→ **Your objective**
Skip the pictures and repeat each line of the data exactly.

Stored data:
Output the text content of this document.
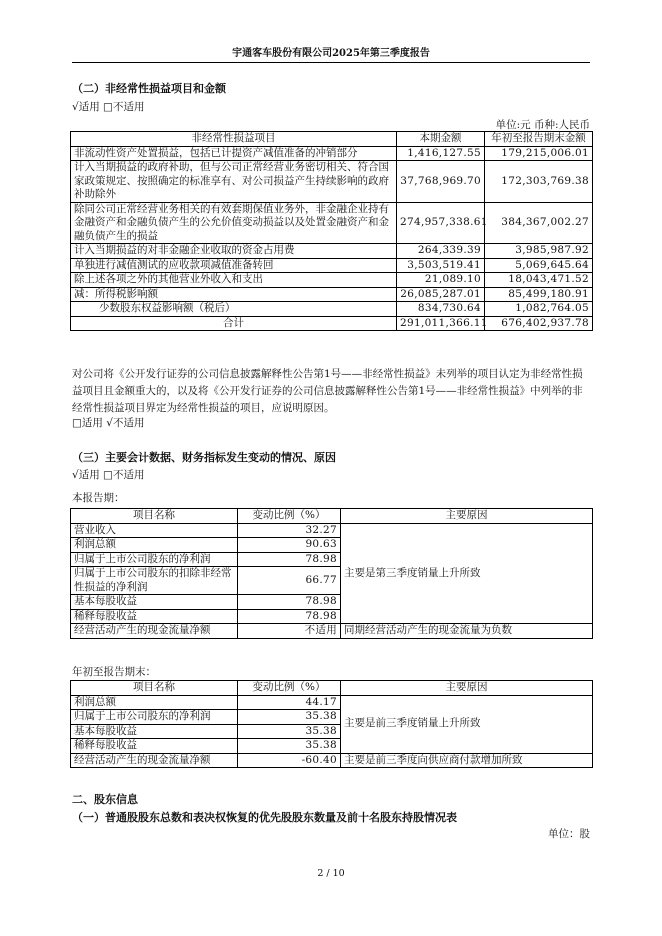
宇通客车股份有限公司2025年第三季度报告
（二）非经常性损益项目和金额
√适用 □不适用
单位:元 币种:人民币
非经常性损益项目	本期金额	年初至报告期末金额
非流动性资产处置损益，包括已计提资产减值准备的冲销部分	1,416,127.55	179,215,006.01
计入当期损益的政府补助，但与公司正常经营业务密切相关、符合国家政策规定、按照确定的标准享有、对公司损益产生持续影响的政府补助除外	37,768,969.70	172,303,769.38
除同公司正常经营业务相关的有效套期保值业务外，非金融企业持有金融资产和金融负债产生的公允价值变动损益以及处置金融资产和金融负债产生的损益	274,957,338.61	384,367,002.27
计入当期损益的对非金融企业收取的资金占用费	264,339.39	3,985,987.92
单独进行减值测试的应收款项减值准备转回	3,503,519.41	5,069,645.64
除上述各项之外的其他营业外收入和支出	21,089.10	18,043,471.52
减：所得税影响额	26,085,287.01	85,499,180.91
少数股东权益影响额（税后）	834,730.64	1,082,764.05
合计	291,011,366.11	676,402,937.78
对公司将《公开发行证券的公司信息披露解释性公告第1号——非经常性损益》未列举的项目认定为非经常性损益项目且金额重大的，以及将《公开发行证券的公司信息披露解释性公告第1号——非经常性损益》中列举的非经常性损益项目界定为经常性损益的项目，应说明原因。
□适用 √不适用
（三）主要会计数据、财务指标发生变动的情况、原因
√适用 □不适用
本报告期：
项目名称	变动比例（%）	主要原因
营业收入	32.27	主要是第三季度销量上升所致
利润总额	90.63	
归属于上市公司股东的净利润	78.98	
归属于上市公司股东的扣除非经常性损益的净利润	66.77	
基本每股收益	78.98	
稀释每股收益	78.98	
经营活动产生的现金流量净额	不适用	同期经营活动产生的现金流量为负数
年初至报告期末：
项目名称	变动比例（%）	主要原因
利润总额	44.17	主要是前三季度销量上升所致
归属于上市公司股东的净利润	35.38	
基本每股收益	35.38	
稀释每股收益	35.38	
经营活动产生的现金流量净额	-60.40	主要是前三季度向供应商付款增加所致
二、股东信息
（一）普通股股东总数和表决权恢复的优先股股东数量及前十名股东持股情况表
单位：股
2 / 10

→ **Exercise output**
Output the text content of this document.
宇通客车股份有限公司2025年第三季度报告
（二）非经常性损益项目和金额
√适用 □不适用
单位:元 币种:人民币
非经常性损益项目	本期金额	年初至报告期末金额
非流动性资产处置损益，包括已计提资产减值准备的冲销部分	1,416,127.55	179,215,006.01
计入当期损益的政府补助，但与公司正常经营业务密切相关、符合国家政策规定、按照确定的标准享有、对公司损益产生持续影响的政府补助除外	37,768,969.70	172,303,769.38
除同公司正常经营业务相关的有效套期保值业务外，非金融企业持有金融资产和金融负债产生的公允价值变动损益以及处置金融资产和金融负债产生的损益	274,957,338.61	384,367,002.27
计入当期损益的对非金融企业收取的资金占用费	264,339.39	3,985,987.92
单独进行减值测试的应收款项减值准备转回	3,503,519.41	5,069,645.64
除上述各项之外的其他营业外收入和支出	21,089.10	18,043,471.52
减：所得税影响额	26,085,287.01	85,499,180.91
少数股东权益影响额（税后）	834,730.64	1,082,764.05
合计	291,011,366.11	676,402,937.78
对公司将《公开发行证券的公司信息披露解释性公告第1号——非经常性损益》未列举的项目认定为非经常性损益项目且金额重大的，以及将《公开发行证券的公司信息披露解释性公告第1号——非经常性损益》中列举的非经常性损益项目界定为经常性损益的项目，应说明原因。
□适用 √不适用
（三）主要会计数据、财务指标发生变动的情况、原因
√适用 □不适用
本报告期：
项目名称	变动比例（%）	主要原因
营业收入	32.27	主要是第三季度销量上升所致
利润总额	90.63	
归属于上市公司股东的净利润	78.98	
归属于上市公司股东的扣除非经常性损益的净利润	66.77	
基本每股收益	78.98	
稀释每股收益	78.98	
经营活动产生的现金流量净额	不适用	同期经营活动产生的现金流量为负数
年初至报告期末：
项目名称	变动比例（%）	主要原因
利润总额	44.17	主要是前三季度销量上升所致
归属于上市公司股东的净利润	35.38	
基本每股收益	35.38	
稀释每股收益	35.38	
经营活动产生的现金流量净额	-60.40	主要是前三季度向供应商付款增加所致
二、股东信息
（一）普通股股东总数和表决权恢复的优先股股东数量及前十名股东持股情况表
单位：股
2 / 10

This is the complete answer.